• **EXCERPTED PASSAGE**
▶
Demographic Factors Used as Independent Variables

Demographic studies have analyzed a number of factors since they started in a modern sense in the 17th century by John Graunt. Demographic trends are by their nature very smooth. They do not contribute to short-run noise, but are a natural candidate to capture the information that emerges in the long-run. To capture the overall impact of a population’s change, three factors are most important: fertility, mortality, and migration. In this section, we categorize the demographic factors that have been used as independent variables in asset pricing studies. They are divided into three distinct categories: specific age intervals, working-age related factors, and other factors.
◀
• **TASK 1**
In the passage on demographic factors, which three factors are named as most important for capturing the overall impact of a population's change?
• **TASK 2**
Go on with the passage on demographic factors from the point where it stops.

• **DATA SHOWN**
▶
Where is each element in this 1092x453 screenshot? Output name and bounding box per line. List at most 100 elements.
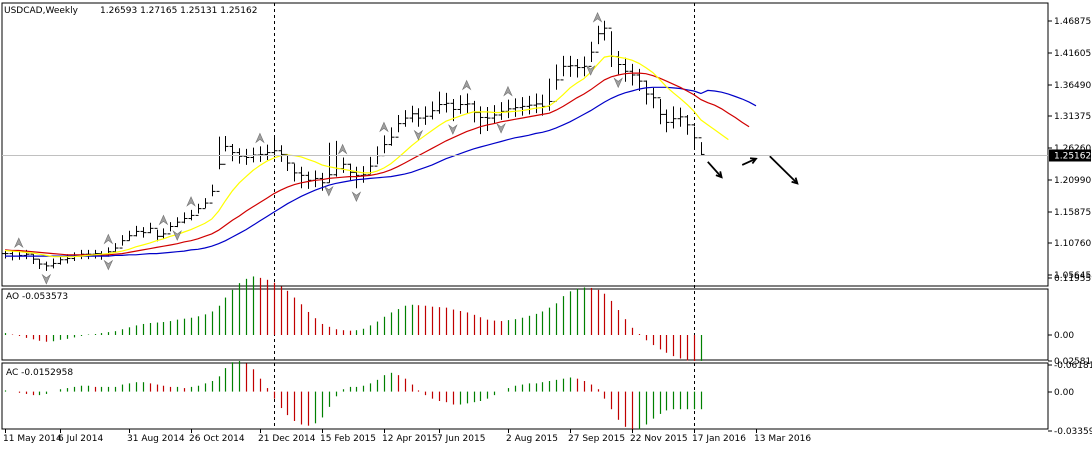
◀
• **TASK RESPONSE 1**
Fertility, mortality, and migration.

• **TASK RESPONSE 2**
2.3.1

Age Intervals and Their Related Ratios

Although a majority of researchers use a set of common age intervals and ratios from previous work in order to describe linguistic terms (e.g., young, old, middle age), other researchers prefer to define and apply their own definitions. What follows is a list of definitions that have been used in the papers included in this literature review. • Sets of three linguistic terms (young, middle age, and old age) and their related ratios (e.g., population aged 20-39 as a percent of the 9

total, population aged 40-64 as a percent of the total, and population 65+ as a percent of the total); • Sets of four linguistic terms and their related ratios. Typically, people aged 0-14, people aged 15-39, people aged 39-64 years, and people aged 65+ are named young, low middle age, high middle age, and old age, respectively; • Sets of seven age groups using 10-year intervals (< 20; 20-29; 30-39; 40-49; 50-59; 60-69; and > 70, and their related ratios); • Sets of 15 age groups using 5-year intervals (0-4, . . . , 70+); • A set of 81 single-year age groups (ages 0, 1, . . . , 79, 80+) or the number of people of a particular age in a particular year; and • Specific ratios like the “Yuppie-Nerd” ratio (the ratio of the number of 20-34 year olds to the number of 40-54 year olds) and the fraction of the total population between ages 25 and 35.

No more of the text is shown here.